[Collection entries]

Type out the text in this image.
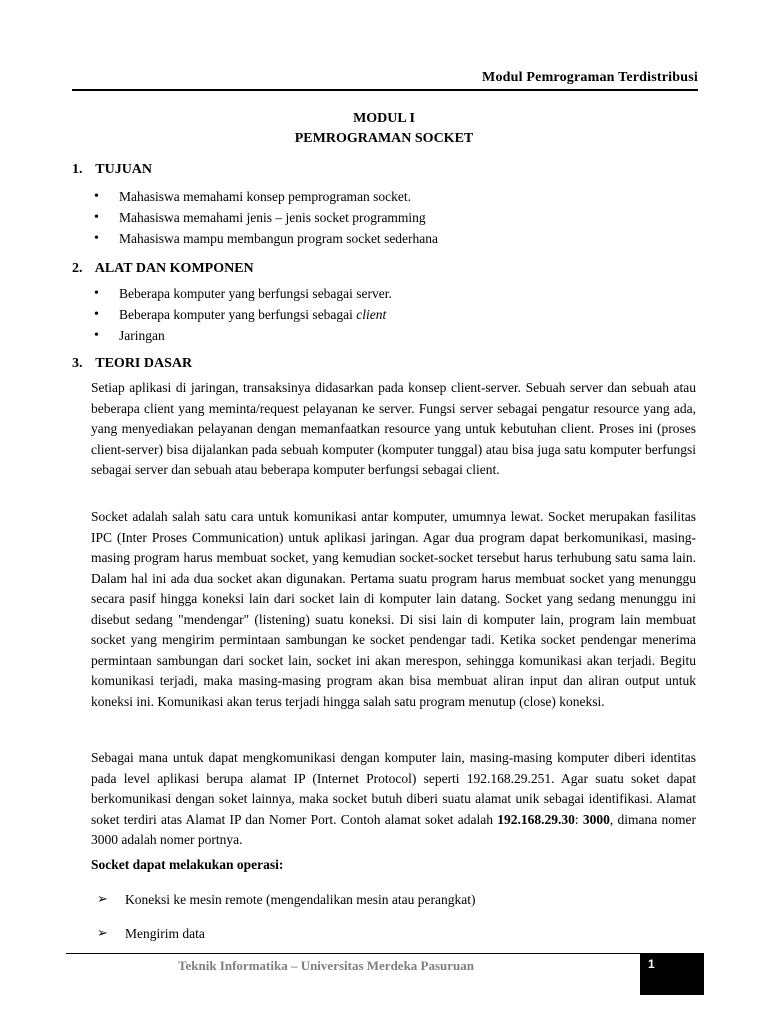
Modul Pemrograman Terdistribusi
MODUL I
PEMROGRAMAN SOCKET
1. TUJUAN
• Mahasiswa memahami konsep pemprograman socket.
• Mahasiswa memahami jenis – jenis socket programming
• Mahasiswa mampu membangun program socket sederhana
2. ALAT DAN KOMPONEN
• Beberapa komputer yang berfungsi sebagai server.
• Beberapa komputer yang berfungsi sebagai client
• Jaringan
3. TEORI DASAR

Setiap aplikasi di jaringan, transaksinya didasarkan pada konsep client-server. Sebuah server dan sebuah atau beberapa client yang meminta/request pelayanan ke server. Fungsi server sebagai pengatur resource yang ada, yang menyediakan pelayanan dengan memanfaatkan resource yang untuk kebutuhan client. Proses ini (proses client-server) bisa dijalankan pada sebuah komputer (komputer tunggal) atau bisa juga satu komputer berfungsi sebagai server dan sebuah atau beberapa komputer berfungsi sebagai client.

Socket adalah salah satu cara untuk komunikasi antar komputer, umumnya lewat. Socket merupakan fasilitas IPC (Inter Proses Communication) untuk aplikasi jaringan. Agar dua program dapat berkomunikasi, masing-masing program harus membuat socket, yang kemudian socket-socket tersebut harus terhubung satu sama lain. Dalam hal ini ada dua socket akan digunakan. Pertama suatu program harus membuat socket yang menunggu secara pasif hingga koneksi lain dari socket lain di komputer lain datang. Socket yang sedang menunggu ini disebut sedang "mendengar" (listening) suatu koneksi. Di sisi lain di komputer lain, program lain membuat socket yang mengirim permintaan sambungan ke socket pendengar tadi. Ketika socket pendengar menerima permintaan sambungan dari socket lain, socket ini akan merespon, sehingga komunikasi akan terjadi. Begitu komunikasi terjadi, maka masing-masing program akan bisa membuat aliran input dan aliran output untuk koneksi ini. Komunikasi akan terus terjadi hingga salah satu program menutup (close) koneksi.

Sebagai mana untuk dapat mengkomunikasi dengan komputer lain, masing-masing komputer diberi identitas pada level aplikasi berupa alamat IP (Internet Protocol) seperti 192.168.29.251. Agar suatu soket dapat berkomunikasi dengan soket lainnya, maka socket butuh diberi suatu alamat unik sebagai identifikasi. Alamat soket terdiri atas Alamat IP dan Nomer Port. Contoh alamat soket adalah 192.168.29.30: 3000, dimana nomer 3000 adalah nomer portnya.

Socket dapat melakukan operasi:
➢ Koneksi ke mesin remote (mengendalikan mesin atau perangkat)
➢ Mengirim data
Teknik Informatika – Universitas Merdeka Pasuruan	1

[Request]: Each record above should be copied character for character, with pictures dropped.

[Exercise output]:
Type out the text in this image.
Modul Pemrograman Terdistribusi
MODUL I
PEMROGRAMAN SOCKET
1. TUJUAN
• Mahasiswa memahami konsep pemprograman socket.
• Mahasiswa memahami jenis – jenis socket programming
• Mahasiswa mampu membangun program socket sederhana
2. ALAT DAN KOMPONEN
• Beberapa komputer yang berfungsi sebagai server.
• Beberapa komputer yang berfungsi sebagai client
• Jaringan
3. TEORI DASAR

Setiap aplikasi di jaringan, transaksinya didasarkan pada konsep client-server. Sebuah server dan sebuah atau beberapa client yang meminta/request pelayanan ke server. Fungsi server sebagai pengatur resource yang ada, yang menyediakan pelayanan dengan memanfaatkan resource yang untuk kebutuhan client. Proses ini (proses client-server) bisa dijalankan pada sebuah komputer (komputer tunggal) atau bisa juga satu komputer berfungsi sebagai server dan sebuah atau beberapa komputer berfungsi sebagai client.

Socket adalah salah satu cara untuk komunikasi antar komputer, umumnya lewat. Socket merupakan fasilitas IPC (Inter Proses Communication) untuk aplikasi jaringan. Agar dua program dapat berkomunikasi, masing-masing program harus membuat socket, yang kemudian socket-socket tersebut harus terhubung satu sama lain. Dalam hal ini ada dua socket akan digunakan. Pertama suatu program harus membuat socket yang menunggu secara pasif hingga koneksi lain dari socket lain di komputer lain datang. Socket yang sedang menunggu ini disebut sedang "mendengar" (listening) suatu koneksi. Di sisi lain di komputer lain, program lain membuat socket yang mengirim permintaan sambungan ke socket pendengar tadi. Ketika socket pendengar menerima permintaan sambungan dari socket lain, socket ini akan merespon, sehingga komunikasi akan terjadi. Begitu komunikasi terjadi, maka masing-masing program akan bisa membuat aliran input dan aliran output untuk koneksi ini. Komunikasi akan terus terjadi hingga salah satu program menutup (close) koneksi.

Sebagai mana untuk dapat mengkomunikasi dengan komputer lain, masing-masing komputer diberi identitas pada level aplikasi berupa alamat IP (Internet Protocol) seperti 192.168.29.251. Agar suatu soket dapat berkomunikasi dengan soket lainnya, maka socket butuh diberi suatu alamat unik sebagai identifikasi. Alamat soket terdiri atas Alamat IP dan Nomer Port. Contoh alamat soket adalah 192.168.29.30: 3000, dimana nomer 3000 adalah nomer portnya.

Socket dapat melakukan operasi:
➢ Koneksi ke mesin remote (mengendalikan mesin atau perangkat)
➢ Mengirim data
Teknik Informatika – Universitas Merdeka Pasuruan	1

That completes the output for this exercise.